Each record below should appear again exactly as written.

*PROVIDED MATERIAL*.
--- --- ---

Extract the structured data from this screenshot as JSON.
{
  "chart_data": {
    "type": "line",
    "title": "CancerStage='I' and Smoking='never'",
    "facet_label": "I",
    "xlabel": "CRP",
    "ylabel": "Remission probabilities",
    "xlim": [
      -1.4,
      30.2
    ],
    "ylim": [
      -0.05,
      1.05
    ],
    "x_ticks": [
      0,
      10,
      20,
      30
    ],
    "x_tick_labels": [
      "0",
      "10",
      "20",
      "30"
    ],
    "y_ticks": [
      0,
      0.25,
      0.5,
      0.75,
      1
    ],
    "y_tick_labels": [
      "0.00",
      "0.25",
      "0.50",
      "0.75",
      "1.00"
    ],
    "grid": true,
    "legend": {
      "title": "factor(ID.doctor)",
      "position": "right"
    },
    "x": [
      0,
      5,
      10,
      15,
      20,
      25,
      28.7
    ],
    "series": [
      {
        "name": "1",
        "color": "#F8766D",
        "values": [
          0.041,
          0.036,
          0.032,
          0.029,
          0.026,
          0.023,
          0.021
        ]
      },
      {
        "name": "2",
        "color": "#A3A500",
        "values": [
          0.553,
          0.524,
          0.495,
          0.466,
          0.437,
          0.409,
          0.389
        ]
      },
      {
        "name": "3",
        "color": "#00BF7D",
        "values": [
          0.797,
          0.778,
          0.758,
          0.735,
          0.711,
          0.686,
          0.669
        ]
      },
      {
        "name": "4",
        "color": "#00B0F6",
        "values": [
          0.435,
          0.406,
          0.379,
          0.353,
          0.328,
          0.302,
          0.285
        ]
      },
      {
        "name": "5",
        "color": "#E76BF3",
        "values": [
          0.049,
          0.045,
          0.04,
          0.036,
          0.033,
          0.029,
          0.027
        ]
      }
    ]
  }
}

--- --- ---

*EXPECTED ANSWER*.
Extract the structured data from this screenshot as JSON.
{
  "chart_data": {
    "type": "line",
    "title": "CancerStage='I' and Smoking='never'",
    "facet_label": "I",
    "xlabel": "CRP",
    "ylabel": "Remission probabilities",
    "xlim": [
      -1.4,
      30.2
    ],
    "ylim": [
      -0.05,
      1.05
    ],
    "x_ticks": [
      0,
      10,
      20,
      30
    ],
    "x_tick_labels": [
      "0",
      "10",
      "20",
      "30"
    ],
    "y_ticks": [
      0,
      0.25,
      0.5,
      0.75,
      1
    ],
    "y_tick_labels": [
      "0.00",
      "0.25",
      "0.50",
      "0.75",
      "1.00"
    ],
    "grid": true,
    "legend": {
      "title": "factor(ID.doctor)",
      "position": "right"
    },
    "x": [
      0,
      5,
      10,
      15,
      20,
      25,
      28.7
    ],
    "series": [
      {
        "name": "1",
        "color": "#F8766D",
        "values": [
          0.041,
          0.036,
          0.032,
          0.029,
          0.026,
          0.023,
          0.021
        ]
      },
      {
        "name": "2",
        "color": "#A3A500",
        "values": [
          0.553,
          0.524,
          0.495,
          0.466,
          0.437,
          0.409,
          0.389
        ]
      },
      {
        "name": "3",
        "color": "#00BF7D",
        "values": [
          0.797,
          0.778,
          0.758,
          0.735,
          0.711,
          0.686,
          0.669
        ]
      },
      {
        "name": "4",
        "color": "#00B0F6",
        "values": [
          0.435,
          0.406,
          0.379,
          0.353,
          0.328,
          0.302,
          0.285
        ]
      },
      {
        "name": "5",
        "color": "#E76BF3",
        "values": [
          0.049,
          0.045,
          0.04,
          0.036,
          0.033,
          0.029,
          0.027
        ]
      }
    ]
  }
}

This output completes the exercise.